# Supplied material
▼
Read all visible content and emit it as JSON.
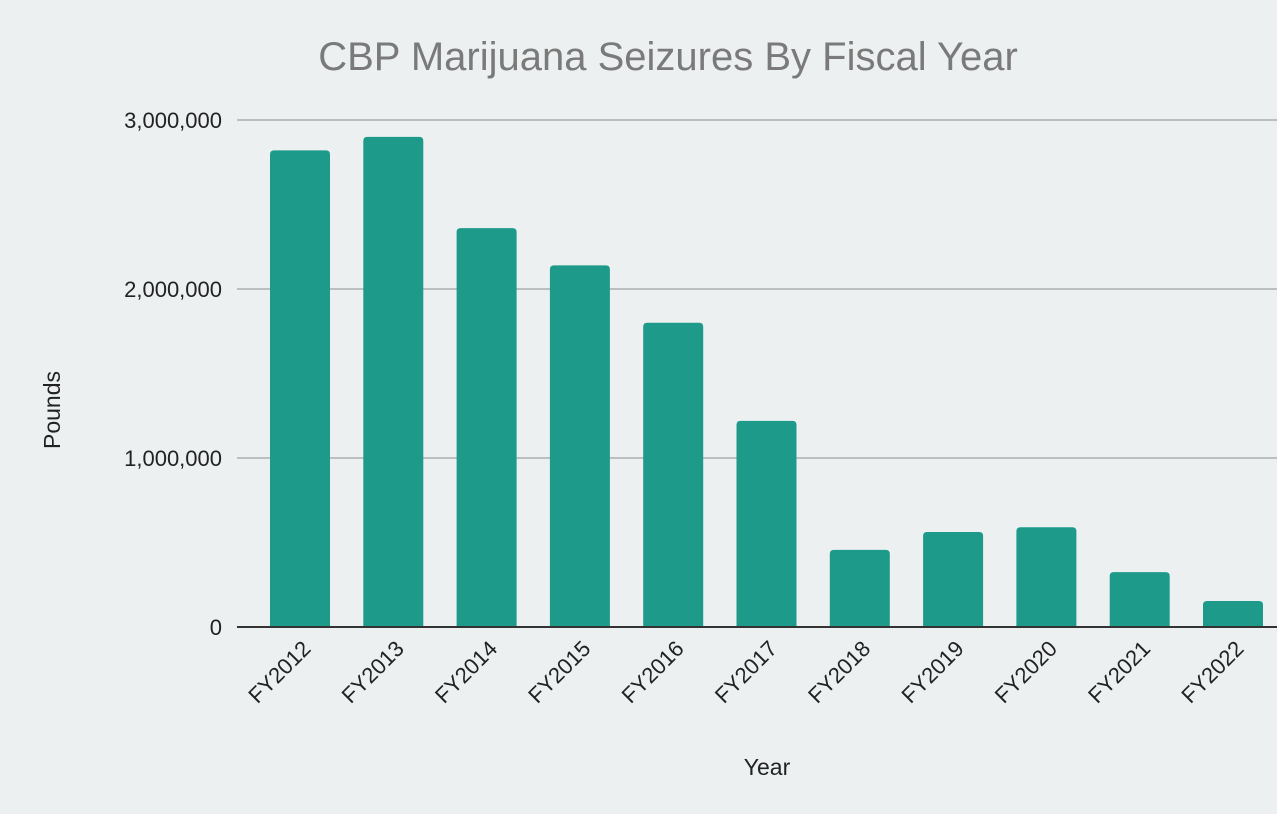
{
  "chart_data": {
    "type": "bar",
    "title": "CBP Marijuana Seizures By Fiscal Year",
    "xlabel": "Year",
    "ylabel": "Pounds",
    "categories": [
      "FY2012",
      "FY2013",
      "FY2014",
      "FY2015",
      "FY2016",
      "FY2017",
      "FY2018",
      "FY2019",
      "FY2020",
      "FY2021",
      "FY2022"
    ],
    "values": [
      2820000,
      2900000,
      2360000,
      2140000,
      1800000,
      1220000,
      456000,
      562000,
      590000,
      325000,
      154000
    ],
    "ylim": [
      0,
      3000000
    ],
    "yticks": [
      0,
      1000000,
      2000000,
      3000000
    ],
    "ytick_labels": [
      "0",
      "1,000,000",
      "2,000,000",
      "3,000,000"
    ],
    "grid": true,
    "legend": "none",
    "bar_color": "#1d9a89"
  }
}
▲
▼
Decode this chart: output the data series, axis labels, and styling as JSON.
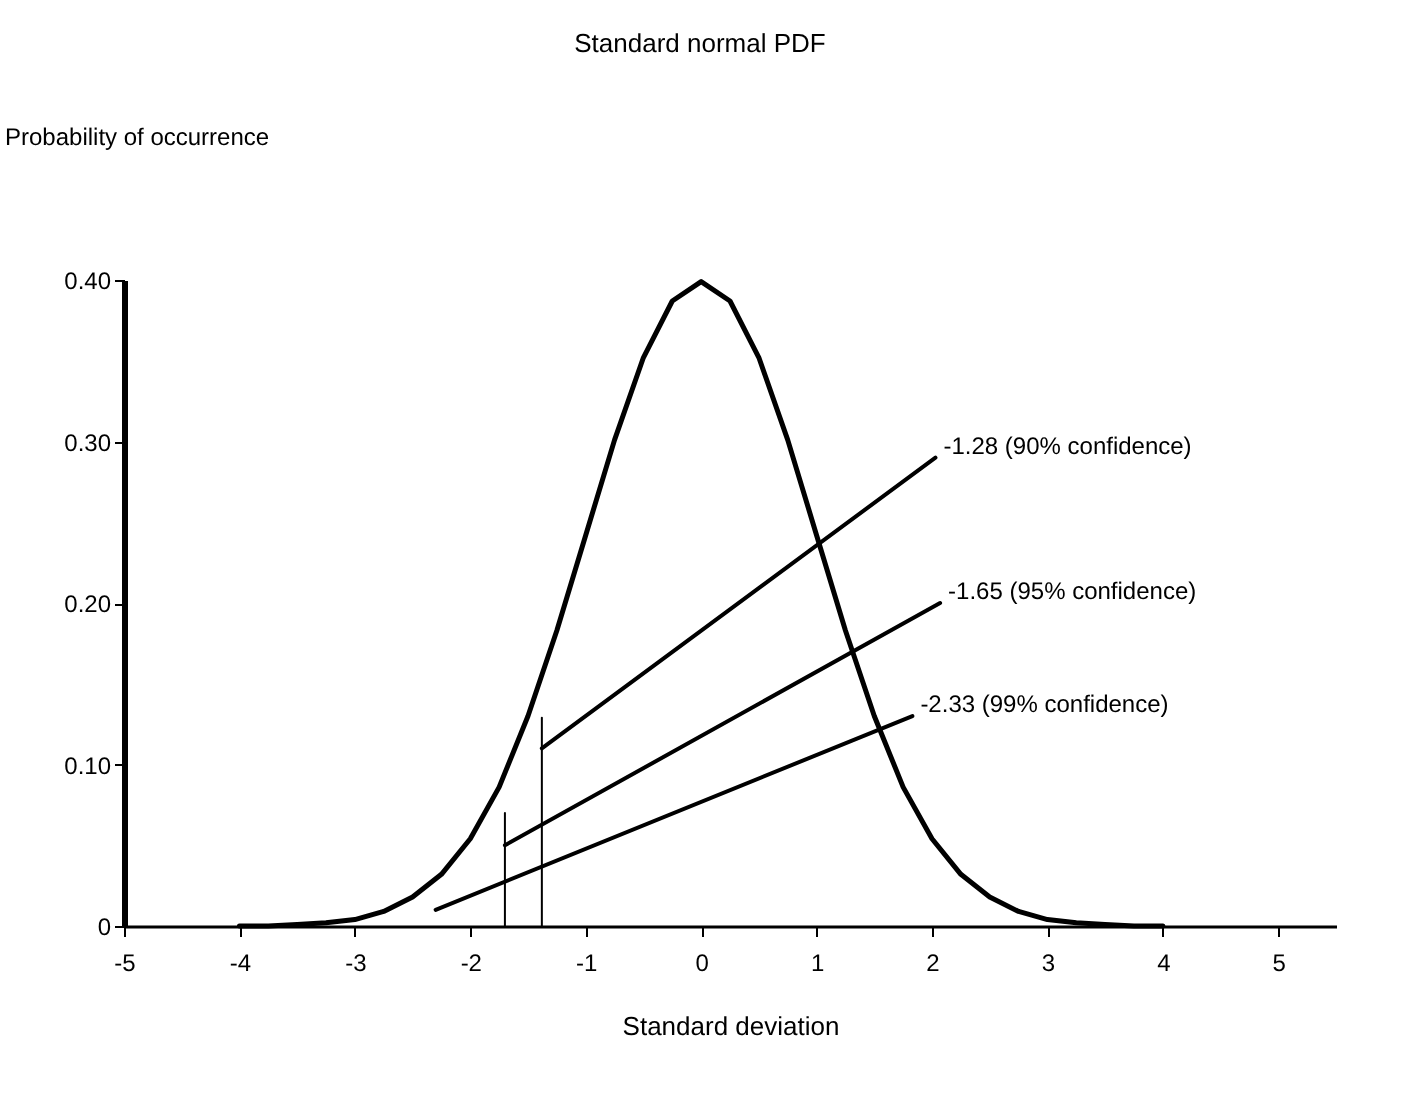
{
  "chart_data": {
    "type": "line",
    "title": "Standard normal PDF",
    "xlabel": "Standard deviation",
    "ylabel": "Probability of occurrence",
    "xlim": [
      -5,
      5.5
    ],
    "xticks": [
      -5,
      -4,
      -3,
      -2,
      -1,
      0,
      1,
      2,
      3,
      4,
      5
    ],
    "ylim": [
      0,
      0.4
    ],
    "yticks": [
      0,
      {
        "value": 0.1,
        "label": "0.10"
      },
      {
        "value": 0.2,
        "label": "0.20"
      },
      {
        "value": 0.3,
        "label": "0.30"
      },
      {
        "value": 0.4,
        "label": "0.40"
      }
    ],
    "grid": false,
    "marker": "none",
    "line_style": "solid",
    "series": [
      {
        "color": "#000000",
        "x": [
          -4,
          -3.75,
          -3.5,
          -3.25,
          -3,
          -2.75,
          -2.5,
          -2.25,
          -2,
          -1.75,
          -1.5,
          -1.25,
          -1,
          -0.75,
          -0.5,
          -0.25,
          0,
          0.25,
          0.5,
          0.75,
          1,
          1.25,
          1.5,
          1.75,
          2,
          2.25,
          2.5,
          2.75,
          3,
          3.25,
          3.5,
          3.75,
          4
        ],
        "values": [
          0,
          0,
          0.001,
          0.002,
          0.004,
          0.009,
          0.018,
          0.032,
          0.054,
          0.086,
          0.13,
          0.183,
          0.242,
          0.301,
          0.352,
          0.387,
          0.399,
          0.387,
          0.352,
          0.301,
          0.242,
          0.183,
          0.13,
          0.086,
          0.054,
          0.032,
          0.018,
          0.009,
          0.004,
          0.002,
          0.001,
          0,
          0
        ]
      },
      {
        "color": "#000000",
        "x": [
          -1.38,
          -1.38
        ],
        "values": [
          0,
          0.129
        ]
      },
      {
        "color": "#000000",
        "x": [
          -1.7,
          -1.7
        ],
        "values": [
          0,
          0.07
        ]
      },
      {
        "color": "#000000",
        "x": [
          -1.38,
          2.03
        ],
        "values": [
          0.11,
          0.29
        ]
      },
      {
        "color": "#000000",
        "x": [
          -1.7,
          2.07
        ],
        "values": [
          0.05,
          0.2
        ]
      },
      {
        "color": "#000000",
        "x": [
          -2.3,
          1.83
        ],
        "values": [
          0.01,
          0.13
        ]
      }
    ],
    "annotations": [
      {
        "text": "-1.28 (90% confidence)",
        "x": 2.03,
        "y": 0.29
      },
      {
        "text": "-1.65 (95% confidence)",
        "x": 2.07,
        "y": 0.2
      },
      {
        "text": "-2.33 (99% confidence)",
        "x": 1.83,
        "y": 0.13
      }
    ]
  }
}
▲
# Problem statement
Scan the records above for the string "text", then report every line that contains it.

# Result for this exercise
        "text": "-1.28 (90% confidence)",
        "text": "-1.65 (95% confidence)",
        "text": "-2.33 (99% confidence)",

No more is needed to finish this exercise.